■ The task
Copy each line of the listing below exactly.

■ Data provided

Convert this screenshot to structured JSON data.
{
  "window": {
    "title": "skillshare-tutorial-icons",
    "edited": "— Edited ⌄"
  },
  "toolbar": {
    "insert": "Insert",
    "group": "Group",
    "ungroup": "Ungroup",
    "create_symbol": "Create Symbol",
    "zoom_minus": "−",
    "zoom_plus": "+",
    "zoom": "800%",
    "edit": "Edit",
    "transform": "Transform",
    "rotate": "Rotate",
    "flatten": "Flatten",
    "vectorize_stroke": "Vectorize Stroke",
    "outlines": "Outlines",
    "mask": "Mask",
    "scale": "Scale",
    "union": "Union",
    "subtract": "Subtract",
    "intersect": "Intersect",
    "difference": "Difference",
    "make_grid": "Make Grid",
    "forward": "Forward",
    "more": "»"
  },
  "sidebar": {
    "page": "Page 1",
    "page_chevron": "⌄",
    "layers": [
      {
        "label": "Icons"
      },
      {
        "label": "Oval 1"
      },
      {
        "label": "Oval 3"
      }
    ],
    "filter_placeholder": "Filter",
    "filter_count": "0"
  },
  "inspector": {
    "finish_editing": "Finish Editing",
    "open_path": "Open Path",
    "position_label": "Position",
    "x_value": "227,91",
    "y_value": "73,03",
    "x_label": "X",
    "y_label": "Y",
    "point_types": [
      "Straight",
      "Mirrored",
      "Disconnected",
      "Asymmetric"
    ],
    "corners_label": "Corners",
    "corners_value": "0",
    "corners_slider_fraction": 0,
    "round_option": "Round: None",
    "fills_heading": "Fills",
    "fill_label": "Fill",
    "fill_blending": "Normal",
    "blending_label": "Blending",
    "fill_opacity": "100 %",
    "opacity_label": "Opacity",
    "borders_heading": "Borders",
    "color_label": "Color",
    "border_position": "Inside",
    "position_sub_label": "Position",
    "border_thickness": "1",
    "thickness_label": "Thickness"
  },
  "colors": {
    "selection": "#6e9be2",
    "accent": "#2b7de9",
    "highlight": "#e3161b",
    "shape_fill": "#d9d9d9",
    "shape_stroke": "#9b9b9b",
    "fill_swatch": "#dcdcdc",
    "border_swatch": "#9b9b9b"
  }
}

■ Task response
Convert this screenshot to structured JSON data.
{
  "window": {
    "title": "skillshare-tutorial-icons",
    "edited": "— Edited ⌄"
  },
  "toolbar": {
    "insert": "Insert",
    "group": "Group",
    "ungroup": "Ungroup",
    "create_symbol": "Create Symbol",
    "zoom_minus": "−",
    "zoom_plus": "+",
    "zoom": "800%",
    "edit": "Edit",
    "transform": "Transform",
    "rotate": "Rotate",
    "flatten": "Flatten",
    "vectorize_stroke": "Vectorize Stroke",
    "outlines": "Outlines",
    "mask": "Mask",
    "scale": "Scale",
    "union": "Union",
    "subtract": "Subtract",
    "intersect": "Intersect",
    "difference": "Difference",
    "make_grid": "Make Grid",
    "forward": "Forward",
    "more": "»"
  },
  "sidebar": {
    "page": "Page 1",
    "page_chevron": "⌄",
    "layers": [
      {
        "label": "Icons"
      },
      {
        "label": "Oval 1"
      },
      {
        "label": "Oval 3"
      }
    ],
    "filter_placeholder": "Filter",
    "filter_count": "0"
  },
  "inspector": {
    "finish_editing": "Finish Editing",
    "open_path": "Open Path",
    "position_label": "Position",
    "x_value": "227,91",
    "y_value": "73,03",
    "x_label": "X",
    "y_label": "Y",
    "point_types": [
      "Straight",
      "Mirrored",
      "Disconnected",
      "Asymmetric"
    ],
    "corners_label": "Corners",
    "corners_value": "0",
    "corners_slider_fraction": 0,
    "round_option": "Round: None",
    "fills_heading": "Fills",
    "fill_label": "Fill",
    "fill_blending": "Normal",
    "blending_label": "Blending",
    "fill_opacity": "100 %",
    "opacity_label": "Opacity",
    "borders_heading": "Borders",
    "color_label": "Color",
    "border_position": "Inside",
    "position_sub_label": "Position",
    "border_thickness": "1",
    "thickness_label": "Thickness"
  },
  "colors": {
    "selection": "#6e9be2",
    "accent": "#2b7de9",
    "highlight": "#e3161b",
    "shape_fill": "#d9d9d9",
    "shape_stroke": "#9b9b9b",
    "fill_swatch": "#dcdcdc",
    "border_swatch": "#9b9b9b"
  }
}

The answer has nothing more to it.